▶ _What to do_
Reproduce all of the listing below without alteration.

▶ _Data provided_
----

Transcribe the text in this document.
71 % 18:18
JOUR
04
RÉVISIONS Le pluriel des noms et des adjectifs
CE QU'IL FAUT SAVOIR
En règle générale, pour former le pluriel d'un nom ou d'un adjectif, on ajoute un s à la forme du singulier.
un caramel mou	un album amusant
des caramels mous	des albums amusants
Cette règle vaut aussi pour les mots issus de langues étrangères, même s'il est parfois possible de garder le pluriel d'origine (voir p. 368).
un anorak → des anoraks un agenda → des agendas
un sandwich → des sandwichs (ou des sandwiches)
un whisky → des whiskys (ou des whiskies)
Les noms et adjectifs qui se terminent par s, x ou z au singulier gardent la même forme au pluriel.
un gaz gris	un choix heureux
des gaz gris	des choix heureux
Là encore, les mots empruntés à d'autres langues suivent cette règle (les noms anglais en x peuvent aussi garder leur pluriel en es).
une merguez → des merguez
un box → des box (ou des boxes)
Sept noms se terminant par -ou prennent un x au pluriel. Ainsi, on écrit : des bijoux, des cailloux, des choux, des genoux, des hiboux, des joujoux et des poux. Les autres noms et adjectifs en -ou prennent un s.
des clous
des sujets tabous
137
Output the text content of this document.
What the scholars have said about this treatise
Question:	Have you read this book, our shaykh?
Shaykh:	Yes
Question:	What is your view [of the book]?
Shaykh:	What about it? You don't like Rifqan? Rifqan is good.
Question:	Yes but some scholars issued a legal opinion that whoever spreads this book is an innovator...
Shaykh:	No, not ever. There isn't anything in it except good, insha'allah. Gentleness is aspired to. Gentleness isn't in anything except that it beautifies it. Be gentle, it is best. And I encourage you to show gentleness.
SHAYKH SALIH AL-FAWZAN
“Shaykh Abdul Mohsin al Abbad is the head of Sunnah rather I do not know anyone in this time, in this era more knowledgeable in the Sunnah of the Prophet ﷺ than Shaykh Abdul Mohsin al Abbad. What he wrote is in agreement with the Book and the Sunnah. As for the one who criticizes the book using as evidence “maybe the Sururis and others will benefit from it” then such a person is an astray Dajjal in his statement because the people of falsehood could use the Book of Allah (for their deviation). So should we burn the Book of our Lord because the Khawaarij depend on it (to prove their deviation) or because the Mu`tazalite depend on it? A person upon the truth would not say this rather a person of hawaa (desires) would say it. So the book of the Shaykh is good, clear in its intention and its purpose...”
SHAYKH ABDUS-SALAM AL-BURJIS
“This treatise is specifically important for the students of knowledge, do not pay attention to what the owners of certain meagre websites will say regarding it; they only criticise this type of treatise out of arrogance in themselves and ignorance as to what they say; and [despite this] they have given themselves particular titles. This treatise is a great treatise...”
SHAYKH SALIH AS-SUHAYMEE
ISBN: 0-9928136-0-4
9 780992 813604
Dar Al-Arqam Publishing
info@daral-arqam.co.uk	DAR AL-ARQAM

----

▶ _Exercise output_
Transcribe the text in this document.
71 % 18:18
JOUR
04
RÉVISIONS Le pluriel des noms et des adjectifs
CE QU'IL FAUT SAVOIR
En règle générale, pour former le pluriel d'un nom ou d'un adjectif, on ajoute un s à la forme du singulier.
un caramel mou	un album amusant
des caramels mous	des albums amusants
Cette règle vaut aussi pour les mots issus de langues étrangères, même s'il est parfois possible de garder le pluriel d'origine (voir p. 368).
un anorak → des anoraks un agenda → des agendas
un sandwich → des sandwichs (ou des sandwiches)
un whisky → des whiskys (ou des whiskies)
Les noms et adjectifs qui se terminent par s, x ou z au singulier gardent la même forme au pluriel.
un gaz gris	un choix heureux
des gaz gris	des choix heureux
Là encore, les mots empruntés à d'autres langues suivent cette règle (les noms anglais en x peuvent aussi garder leur pluriel en es).
une merguez → des merguez
un box → des box (ou des boxes)
Sept noms se terminant par -ou prennent un x au pluriel. Ainsi, on écrit : des bijoux, des cailloux, des choux, des genoux, des hiboux, des joujoux et des poux. Les autres noms et adjectifs en -ou prennent un s.
des clous
des sujets tabous
137
Output the text content of this document.
What the scholars have said about this treatise
Question:	Have you read this book, our shaykh?
Shaykh:	Yes
Question:	What is your view [of the book]?
Shaykh:	What about it? You don't like Rifqan? Rifqan is good.
Question:	Yes but some scholars issued a legal opinion that whoever spreads this book is an innovator...
Shaykh:	No, not ever. There isn't anything in it except good, insha'allah. Gentleness is aspired to. Gentleness isn't in anything except that it beautifies it. Be gentle, it is best. And I encourage you to show gentleness.
SHAYKH SALIH AL-FAWZAN
“Shaykh Abdul Mohsin al Abbad is the head of Sunnah rather I do not know anyone in this time, in this era more knowledgeable in the Sunnah of the Prophet ﷺ than Shaykh Abdul Mohsin al Abbad. What he wrote is in agreement with the Book and the Sunnah. As for the one who criticizes the book using as evidence “maybe the Sururis and others will benefit from it” then such a person is an astray Dajjal in his statement because the people of falsehood could use the Book of Allah (for their deviation). So should we burn the Book of our Lord because the Khawaarij depend on it (to prove their deviation) or because the Mu`tazalite depend on it? A person upon the truth would not say this rather a person of hawaa (desires) would say it. So the book of the Shaykh is good, clear in its intention and its purpose...”
SHAYKH ABDUS-SALAM AL-BURJIS
“This treatise is specifically important for the students of knowledge, do not pay attention to what the owners of certain meagre websites will say regarding it; they only criticise this type of treatise out of arrogance in themselves and ignorance as to what they say; and [despite this] they have given themselves particular titles. This treatise is a great treatise...”
SHAYKH SALIH AS-SUHAYMEE
ISBN: 0-9928136-0-4
9 780992 813604
Dar Al-Arqam Publishing
info@daral-arqam.co.uk	DAR AL-ARQAM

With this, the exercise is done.